_Stated problem:_ Extract, from the listing that follows, each line containing the word "ONHook".

'''

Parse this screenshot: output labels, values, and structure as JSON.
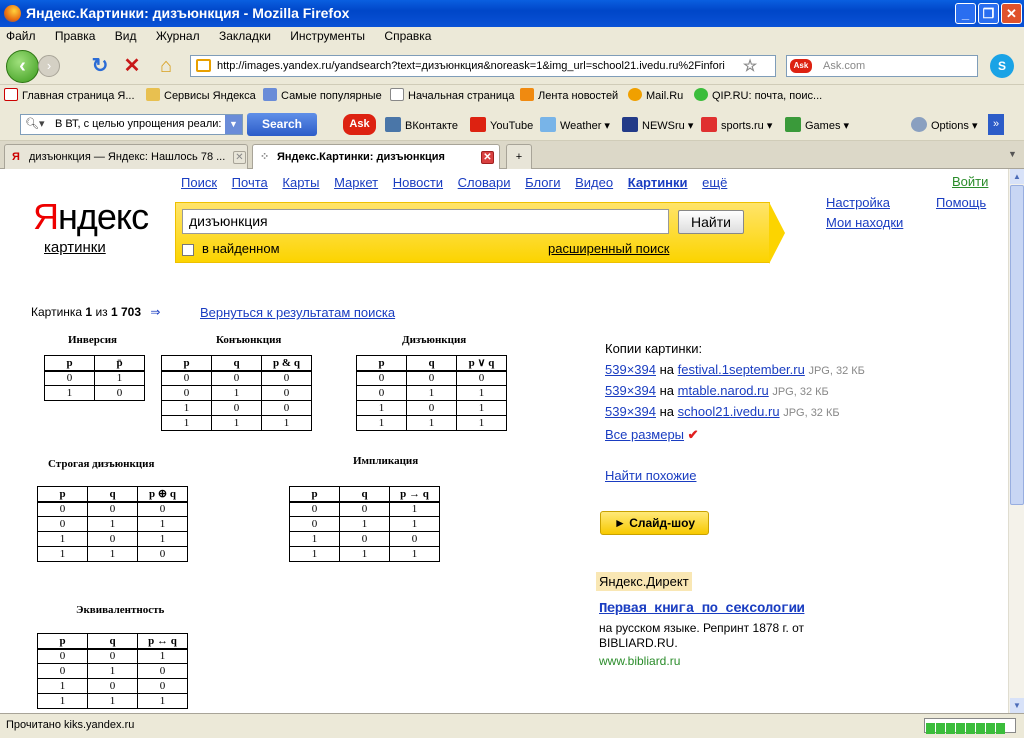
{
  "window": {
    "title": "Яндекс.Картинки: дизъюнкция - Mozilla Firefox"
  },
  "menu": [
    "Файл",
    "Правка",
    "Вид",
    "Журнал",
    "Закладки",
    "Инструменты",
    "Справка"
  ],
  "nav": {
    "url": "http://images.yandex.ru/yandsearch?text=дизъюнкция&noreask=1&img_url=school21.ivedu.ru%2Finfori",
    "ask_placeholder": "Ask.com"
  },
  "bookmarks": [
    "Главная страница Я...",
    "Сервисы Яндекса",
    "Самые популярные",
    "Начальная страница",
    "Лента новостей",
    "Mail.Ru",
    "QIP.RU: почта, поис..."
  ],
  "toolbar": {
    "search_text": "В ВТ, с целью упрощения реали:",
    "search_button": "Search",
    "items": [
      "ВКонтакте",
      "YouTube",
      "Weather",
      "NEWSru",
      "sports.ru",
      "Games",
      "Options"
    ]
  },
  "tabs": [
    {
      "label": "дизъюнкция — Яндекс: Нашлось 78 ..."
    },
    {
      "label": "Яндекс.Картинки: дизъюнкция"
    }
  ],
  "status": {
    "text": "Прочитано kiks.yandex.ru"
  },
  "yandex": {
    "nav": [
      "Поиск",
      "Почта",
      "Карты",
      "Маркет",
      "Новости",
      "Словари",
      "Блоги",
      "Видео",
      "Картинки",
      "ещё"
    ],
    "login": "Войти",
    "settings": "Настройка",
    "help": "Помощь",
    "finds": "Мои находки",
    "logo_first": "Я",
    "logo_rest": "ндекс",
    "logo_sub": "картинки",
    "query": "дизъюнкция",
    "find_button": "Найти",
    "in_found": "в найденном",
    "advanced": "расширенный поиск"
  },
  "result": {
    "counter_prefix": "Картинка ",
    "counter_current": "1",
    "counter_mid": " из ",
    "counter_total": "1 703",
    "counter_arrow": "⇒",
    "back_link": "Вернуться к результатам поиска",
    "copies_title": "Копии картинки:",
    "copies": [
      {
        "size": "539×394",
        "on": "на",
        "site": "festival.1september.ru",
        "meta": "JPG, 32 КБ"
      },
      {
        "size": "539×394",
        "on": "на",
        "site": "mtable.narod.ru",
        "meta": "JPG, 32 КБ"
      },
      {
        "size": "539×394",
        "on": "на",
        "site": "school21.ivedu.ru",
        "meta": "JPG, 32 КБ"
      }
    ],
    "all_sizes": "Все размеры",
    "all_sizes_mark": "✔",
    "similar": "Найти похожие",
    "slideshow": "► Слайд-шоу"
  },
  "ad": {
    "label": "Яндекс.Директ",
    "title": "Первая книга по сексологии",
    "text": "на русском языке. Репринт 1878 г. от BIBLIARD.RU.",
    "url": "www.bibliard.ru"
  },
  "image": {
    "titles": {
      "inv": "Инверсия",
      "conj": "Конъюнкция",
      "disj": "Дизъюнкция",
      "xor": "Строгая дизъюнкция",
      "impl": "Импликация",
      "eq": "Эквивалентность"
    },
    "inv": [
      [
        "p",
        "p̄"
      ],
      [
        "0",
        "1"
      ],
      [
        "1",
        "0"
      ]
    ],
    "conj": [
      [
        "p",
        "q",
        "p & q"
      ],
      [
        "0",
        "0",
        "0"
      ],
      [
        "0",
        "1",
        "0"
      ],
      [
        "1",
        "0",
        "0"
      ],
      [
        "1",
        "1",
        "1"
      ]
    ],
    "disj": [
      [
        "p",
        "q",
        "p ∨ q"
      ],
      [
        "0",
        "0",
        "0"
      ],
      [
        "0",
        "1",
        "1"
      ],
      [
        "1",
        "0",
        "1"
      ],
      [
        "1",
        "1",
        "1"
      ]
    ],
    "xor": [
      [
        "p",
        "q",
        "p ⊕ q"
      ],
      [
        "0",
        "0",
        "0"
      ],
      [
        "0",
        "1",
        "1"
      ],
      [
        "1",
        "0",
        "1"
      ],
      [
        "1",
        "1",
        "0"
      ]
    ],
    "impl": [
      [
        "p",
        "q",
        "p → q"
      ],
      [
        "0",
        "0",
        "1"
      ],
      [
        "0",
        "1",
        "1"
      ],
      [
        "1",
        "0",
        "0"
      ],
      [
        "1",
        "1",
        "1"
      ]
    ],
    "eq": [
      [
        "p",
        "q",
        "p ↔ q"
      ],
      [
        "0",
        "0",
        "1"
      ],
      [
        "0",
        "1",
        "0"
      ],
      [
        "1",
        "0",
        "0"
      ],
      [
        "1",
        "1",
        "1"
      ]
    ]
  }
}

'''
'''

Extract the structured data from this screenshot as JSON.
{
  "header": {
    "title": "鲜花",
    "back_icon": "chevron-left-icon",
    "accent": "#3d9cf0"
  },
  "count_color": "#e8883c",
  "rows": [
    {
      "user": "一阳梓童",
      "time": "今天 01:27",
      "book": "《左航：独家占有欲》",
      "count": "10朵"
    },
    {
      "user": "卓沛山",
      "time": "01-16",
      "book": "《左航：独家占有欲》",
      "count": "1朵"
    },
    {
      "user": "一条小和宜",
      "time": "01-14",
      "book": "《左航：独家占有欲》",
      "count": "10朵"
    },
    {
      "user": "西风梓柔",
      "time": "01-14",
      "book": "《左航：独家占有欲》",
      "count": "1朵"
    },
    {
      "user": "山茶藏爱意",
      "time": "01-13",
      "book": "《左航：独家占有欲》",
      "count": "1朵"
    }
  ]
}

'''
'''

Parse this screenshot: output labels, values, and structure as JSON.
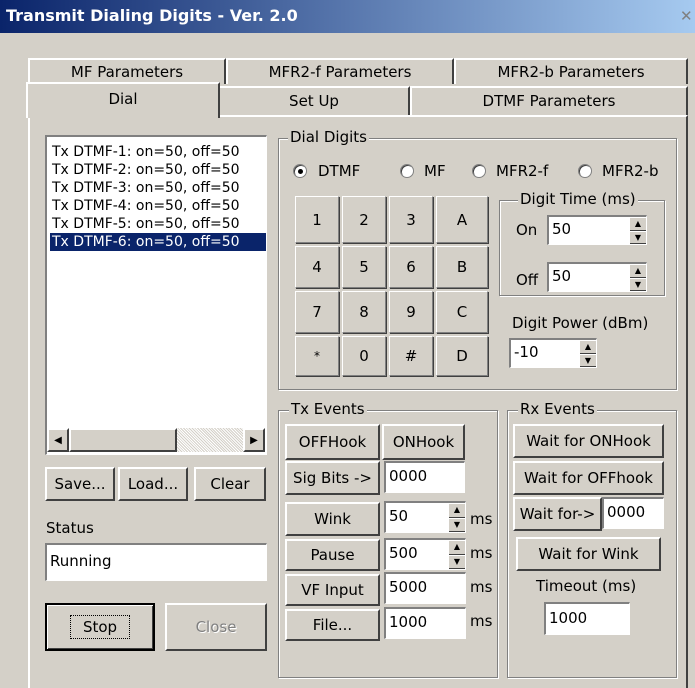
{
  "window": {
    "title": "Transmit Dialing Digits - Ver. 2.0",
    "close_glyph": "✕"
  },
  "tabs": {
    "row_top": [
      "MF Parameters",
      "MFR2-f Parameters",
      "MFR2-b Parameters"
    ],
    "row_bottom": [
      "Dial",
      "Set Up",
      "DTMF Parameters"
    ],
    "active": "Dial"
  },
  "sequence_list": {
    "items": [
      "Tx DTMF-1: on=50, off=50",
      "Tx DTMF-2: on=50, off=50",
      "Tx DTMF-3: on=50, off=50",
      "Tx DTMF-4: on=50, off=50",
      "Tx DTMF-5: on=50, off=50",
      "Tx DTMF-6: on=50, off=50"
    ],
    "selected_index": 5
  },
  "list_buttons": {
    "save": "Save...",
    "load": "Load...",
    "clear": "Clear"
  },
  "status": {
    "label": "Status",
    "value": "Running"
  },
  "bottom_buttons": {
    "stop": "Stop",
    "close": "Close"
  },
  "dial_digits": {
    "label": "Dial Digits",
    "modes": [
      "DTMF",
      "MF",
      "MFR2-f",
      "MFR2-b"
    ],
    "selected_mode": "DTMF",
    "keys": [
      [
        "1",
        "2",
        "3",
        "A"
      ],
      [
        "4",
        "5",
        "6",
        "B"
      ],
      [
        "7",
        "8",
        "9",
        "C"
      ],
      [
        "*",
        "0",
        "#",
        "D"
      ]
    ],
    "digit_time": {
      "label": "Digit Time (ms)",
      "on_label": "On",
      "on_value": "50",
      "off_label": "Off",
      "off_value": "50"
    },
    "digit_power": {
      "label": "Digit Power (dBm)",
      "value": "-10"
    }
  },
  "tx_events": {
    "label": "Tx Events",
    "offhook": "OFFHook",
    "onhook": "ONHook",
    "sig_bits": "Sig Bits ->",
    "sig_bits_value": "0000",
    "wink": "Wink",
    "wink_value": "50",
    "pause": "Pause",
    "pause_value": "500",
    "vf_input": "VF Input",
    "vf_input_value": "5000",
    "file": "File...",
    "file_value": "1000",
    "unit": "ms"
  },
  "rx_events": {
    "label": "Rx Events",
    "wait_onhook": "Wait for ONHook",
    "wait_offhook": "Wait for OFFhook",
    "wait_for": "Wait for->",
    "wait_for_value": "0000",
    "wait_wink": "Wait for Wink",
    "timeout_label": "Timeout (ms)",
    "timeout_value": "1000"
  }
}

'''

_Problem solution:_
    "onhook": "ONHook",
    "wait_onhook": "Wait for ONHook",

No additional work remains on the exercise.